◆ **Stored rows**:

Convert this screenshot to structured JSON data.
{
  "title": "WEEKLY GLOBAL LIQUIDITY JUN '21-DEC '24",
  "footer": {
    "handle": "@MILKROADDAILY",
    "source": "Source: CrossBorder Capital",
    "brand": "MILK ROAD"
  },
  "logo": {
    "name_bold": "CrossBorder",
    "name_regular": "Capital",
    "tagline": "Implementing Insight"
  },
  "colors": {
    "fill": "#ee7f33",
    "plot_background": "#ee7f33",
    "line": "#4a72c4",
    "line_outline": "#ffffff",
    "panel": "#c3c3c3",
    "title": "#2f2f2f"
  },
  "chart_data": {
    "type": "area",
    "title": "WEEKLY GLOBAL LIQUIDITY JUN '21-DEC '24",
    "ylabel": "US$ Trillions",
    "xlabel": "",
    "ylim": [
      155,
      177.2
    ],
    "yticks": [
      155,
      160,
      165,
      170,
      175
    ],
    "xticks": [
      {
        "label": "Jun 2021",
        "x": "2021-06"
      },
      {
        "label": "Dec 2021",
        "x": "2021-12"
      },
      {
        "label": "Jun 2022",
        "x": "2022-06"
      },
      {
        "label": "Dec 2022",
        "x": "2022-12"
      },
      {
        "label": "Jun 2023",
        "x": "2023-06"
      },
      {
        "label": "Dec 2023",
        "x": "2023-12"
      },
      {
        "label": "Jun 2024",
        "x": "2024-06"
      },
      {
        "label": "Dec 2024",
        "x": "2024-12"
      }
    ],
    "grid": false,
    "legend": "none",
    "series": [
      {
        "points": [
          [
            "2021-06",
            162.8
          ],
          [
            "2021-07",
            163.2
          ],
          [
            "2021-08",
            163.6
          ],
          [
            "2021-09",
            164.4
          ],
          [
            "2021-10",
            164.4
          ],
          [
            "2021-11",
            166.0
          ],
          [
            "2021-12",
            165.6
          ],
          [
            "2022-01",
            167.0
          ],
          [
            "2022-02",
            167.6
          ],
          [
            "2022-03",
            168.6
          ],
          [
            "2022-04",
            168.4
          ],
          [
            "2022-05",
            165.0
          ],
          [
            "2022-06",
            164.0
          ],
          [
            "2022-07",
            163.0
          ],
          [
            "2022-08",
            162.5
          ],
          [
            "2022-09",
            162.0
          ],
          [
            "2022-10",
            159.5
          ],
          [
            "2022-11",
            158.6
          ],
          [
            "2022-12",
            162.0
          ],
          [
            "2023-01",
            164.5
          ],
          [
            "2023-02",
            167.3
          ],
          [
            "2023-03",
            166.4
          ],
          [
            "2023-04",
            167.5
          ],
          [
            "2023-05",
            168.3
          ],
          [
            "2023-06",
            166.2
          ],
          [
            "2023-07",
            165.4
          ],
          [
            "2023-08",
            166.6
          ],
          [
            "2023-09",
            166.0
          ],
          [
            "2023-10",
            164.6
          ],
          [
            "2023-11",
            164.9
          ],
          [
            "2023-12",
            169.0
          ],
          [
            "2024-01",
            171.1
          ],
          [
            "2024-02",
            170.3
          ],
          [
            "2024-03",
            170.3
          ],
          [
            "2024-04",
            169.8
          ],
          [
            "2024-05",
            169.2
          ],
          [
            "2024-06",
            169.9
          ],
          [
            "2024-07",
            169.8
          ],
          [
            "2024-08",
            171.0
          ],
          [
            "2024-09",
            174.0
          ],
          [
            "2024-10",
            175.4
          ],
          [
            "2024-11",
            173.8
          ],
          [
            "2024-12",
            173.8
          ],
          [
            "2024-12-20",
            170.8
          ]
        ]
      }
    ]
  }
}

◆ **Required task**:
Transcribe the data. Leave every line exactly as it is.

◆ **Written solution**:
Convert this screenshot to structured JSON data.
{
  "title": "WEEKLY GLOBAL LIQUIDITY JUN '21-DEC '24",
  "footer": {
    "handle": "@MILKROADDAILY",
    "source": "Source: CrossBorder Capital",
    "brand": "MILK ROAD"
  },
  "logo": {
    "name_bold": "CrossBorder",
    "name_regular": "Capital",
    "tagline": "Implementing Insight"
  },
  "colors": {
    "fill": "#ee7f33",
    "plot_background": "#ee7f33",
    "line": "#4a72c4",
    "line_outline": "#ffffff",
    "panel": "#c3c3c3",
    "title": "#2f2f2f"
  },
  "chart_data": {
    "type": "area",
    "title": "WEEKLY GLOBAL LIQUIDITY JUN '21-DEC '24",
    "ylabel": "US$ Trillions",
    "xlabel": "",
    "ylim": [
      155,
      177.2
    ],
    "yticks": [
      155,
      160,
      165,
      170,
      175
    ],
    "xticks": [
      {
        "label": "Jun 2021",
        "x": "2021-06"
      },
      {
        "label": "Dec 2021",
        "x": "2021-12"
      },
      {
        "label": "Jun 2022",
        "x": "2022-06"
      },
      {
        "label": "Dec 2022",
        "x": "2022-12"
      },
      {
        "label": "Jun 2023",
        "x": "2023-06"
      },
      {
        "label": "Dec 2023",
        "x": "2023-12"
      },
      {
        "label": "Jun 2024",
        "x": "2024-06"
      },
      {
        "label": "Dec 2024",
        "x": "2024-12"
      }
    ],
    "grid": false,
    "legend": "none",
    "series": [
      {
        "points": [
          [
            "2021-06",
            162.8
          ],
          [
            "2021-07",
            163.2
          ],
          [
            "2021-08",
            163.6
          ],
          [
            "2021-09",
            164.4
          ],
          [
            "2021-10",
            164.4
          ],
          [
            "2021-11",
            166.0
          ],
          [
            "2021-12",
            165.6
          ],
          [
            "2022-01",
            167.0
          ],
          [
            "2022-02",
            167.6
          ],
          [
            "2022-03",
            168.6
          ],
          [
            "2022-04",
            168.4
          ],
          [
            "2022-05",
            165.0
          ],
          [
            "2022-06",
            164.0
          ],
          [
            "2022-07",
            163.0
          ],
          [
            "2022-08",
            162.5
          ],
          [
            "2022-09",
            162.0
          ],
          [
            "2022-10",
            159.5
          ],
          [
            "2022-11",
            158.6
          ],
          [
            "2022-12",
            162.0
          ],
          [
            "2023-01",
            164.5
          ],
          [
            "2023-02",
            167.3
          ],
          [
            "2023-03",
            166.4
          ],
          [
            "2023-04",
            167.5
          ],
          [
            "2023-05",
            168.3
          ],
          [
            "2023-06",
            166.2
          ],
          [
            "2023-07",
            165.4
          ],
          [
            "2023-08",
            166.6
          ],
          [
            "2023-09",
            166.0
          ],
          [
            "2023-10",
            164.6
          ],
          [
            "2023-11",
            164.9
          ],
          [
            "2023-12",
            169.0
          ],
          [
            "2024-01",
            171.1
          ],
          [
            "2024-02",
            170.3
          ],
          [
            "2024-03",
            170.3
          ],
          [
            "2024-04",
            169.8
          ],
          [
            "2024-05",
            169.2
          ],
          [
            "2024-06",
            169.9
          ],
          [
            "2024-07",
            169.8
          ],
          [
            "2024-08",
            171.0
          ],
          [
            "2024-09",
            174.0
          ],
          [
            "2024-10",
            175.4
          ],
          [
            "2024-11",
            173.8
          ],
          [
            "2024-12",
            173.8
          ],
          [
            "2024-12-20",
            170.8
          ]
        ]
      }
    ]
  }
}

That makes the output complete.